#### Written request:
Reproduce all entries precisely, down to the last character.

#### Supplied material:
------------
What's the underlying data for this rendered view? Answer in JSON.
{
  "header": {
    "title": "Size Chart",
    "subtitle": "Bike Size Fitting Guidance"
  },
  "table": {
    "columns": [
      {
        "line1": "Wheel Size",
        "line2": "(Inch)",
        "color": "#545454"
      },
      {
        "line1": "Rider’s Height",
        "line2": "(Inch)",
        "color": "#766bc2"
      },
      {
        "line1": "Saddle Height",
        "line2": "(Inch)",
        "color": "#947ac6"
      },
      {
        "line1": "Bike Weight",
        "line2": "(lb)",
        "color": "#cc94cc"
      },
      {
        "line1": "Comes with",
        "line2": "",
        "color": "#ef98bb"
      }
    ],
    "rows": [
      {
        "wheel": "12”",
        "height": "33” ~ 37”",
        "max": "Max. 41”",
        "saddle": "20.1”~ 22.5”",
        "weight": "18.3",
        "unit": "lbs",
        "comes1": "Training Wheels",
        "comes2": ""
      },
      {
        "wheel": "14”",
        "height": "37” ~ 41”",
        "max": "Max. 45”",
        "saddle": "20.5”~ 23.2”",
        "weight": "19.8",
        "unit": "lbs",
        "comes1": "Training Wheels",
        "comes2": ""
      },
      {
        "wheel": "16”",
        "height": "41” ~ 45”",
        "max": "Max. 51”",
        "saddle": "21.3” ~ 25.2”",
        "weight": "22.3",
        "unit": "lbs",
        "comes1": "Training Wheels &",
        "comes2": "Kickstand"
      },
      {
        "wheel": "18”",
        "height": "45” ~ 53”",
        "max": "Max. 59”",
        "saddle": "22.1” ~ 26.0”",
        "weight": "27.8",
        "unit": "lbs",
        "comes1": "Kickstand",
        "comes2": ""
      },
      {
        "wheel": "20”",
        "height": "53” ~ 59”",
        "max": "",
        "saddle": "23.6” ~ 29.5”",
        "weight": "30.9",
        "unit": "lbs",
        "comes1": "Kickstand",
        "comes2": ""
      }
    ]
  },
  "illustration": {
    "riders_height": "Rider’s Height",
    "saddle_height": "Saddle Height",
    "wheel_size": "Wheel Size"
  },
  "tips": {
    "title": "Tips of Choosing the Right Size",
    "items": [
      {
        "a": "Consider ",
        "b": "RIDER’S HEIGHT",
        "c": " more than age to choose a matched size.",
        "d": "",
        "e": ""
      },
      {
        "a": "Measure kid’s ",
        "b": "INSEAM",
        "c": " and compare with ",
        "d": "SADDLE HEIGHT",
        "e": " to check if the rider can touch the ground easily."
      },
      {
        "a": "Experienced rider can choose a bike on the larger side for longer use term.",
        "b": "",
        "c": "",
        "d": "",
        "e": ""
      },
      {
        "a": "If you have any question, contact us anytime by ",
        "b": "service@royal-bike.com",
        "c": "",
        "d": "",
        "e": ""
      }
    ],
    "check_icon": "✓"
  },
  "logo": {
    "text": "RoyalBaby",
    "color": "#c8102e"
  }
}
------------
#### Correct result:
What's the underlying data for this rendered view? Answer in JSON.
{
  "header": {
    "title": "Size Chart",
    "subtitle": "Bike Size Fitting Guidance"
  },
  "table": {
    "columns": [
      {
        "line1": "Wheel Size",
        "line2": "(Inch)",
        "color": "#545454"
      },
      {
        "line1": "Rider’s Height",
        "line2": "(Inch)",
        "color": "#766bc2"
      },
      {
        "line1": "Saddle Height",
        "line2": "(Inch)",
        "color": "#947ac6"
      },
      {
        "line1": "Bike Weight",
        "line2": "(lb)",
        "color": "#cc94cc"
      },
      {
        "line1": "Comes with",
        "line2": "",
        "color": "#ef98bb"
      }
    ],
    "rows": [
      {
        "wheel": "12”",
        "height": "33” ~ 37”",
        "max": "Max. 41”",
        "saddle": "20.1”~ 22.5”",
        "weight": "18.3",
        "unit": "lbs",
        "comes1": "Training Wheels",
        "comes2": ""
      },
      {
        "wheel": "14”",
        "height": "37” ~ 41”",
        "max": "Max. 45”",
        "saddle": "20.5”~ 23.2”",
        "weight": "19.8",
        "unit": "lbs",
        "comes1": "Training Wheels",
        "comes2": ""
      },
      {
        "wheel": "16”",
        "height": "41” ~ 45”",
        "max": "Max. 51”",
        "saddle": "21.3” ~ 25.2”",
        "weight": "22.3",
        "unit": "lbs",
        "comes1": "Training Wheels &",
        "comes2": "Kickstand"
      },
      {
        "wheel": "18”",
        "height": "45” ~ 53”",
        "max": "Max. 59”",
        "saddle": "22.1” ~ 26.0”",
        "weight": "27.8",
        "unit": "lbs",
        "comes1": "Kickstand",
        "comes2": ""
      },
      {
        "wheel": "20”",
        "height": "53” ~ 59”",
        "max": "",
        "saddle": "23.6” ~ 29.5”",
        "weight": "30.9",
        "unit": "lbs",
        "comes1": "Kickstand",
        "comes2": ""
      }
    ]
  },
  "illustration": {
    "riders_height": "Rider’s Height",
    "saddle_height": "Saddle Height",
    "wheel_size": "Wheel Size"
  },
  "tips": {
    "title": "Tips of Choosing the Right Size",
    "items": [
      {
        "a": "Consider ",
        "b": "RIDER’S HEIGHT",
        "c": " more than age to choose a matched size.",
        "d": "",
        "e": ""
      },
      {
        "a": "Measure kid’s ",
        "b": "INSEAM",
        "c": " and compare with ",
        "d": "SADDLE HEIGHT",
        "e": " to check if the rider can touch the ground easily."
      },
      {
        "a": "Experienced rider can choose a bike on the larger side for longer use term.",
        "b": "",
        "c": "",
        "d": "",
        "e": ""
      },
      {
        "a": "If you have any question, contact us anytime by ",
        "b": "service@royal-bike.com",
        "c": "",
        "d": "",
        "e": ""
      }
    ],
    "check_icon": "✓"
  },
  "logo": {
    "text": "RoyalBaby",
    "color": "#c8102e"
  }
}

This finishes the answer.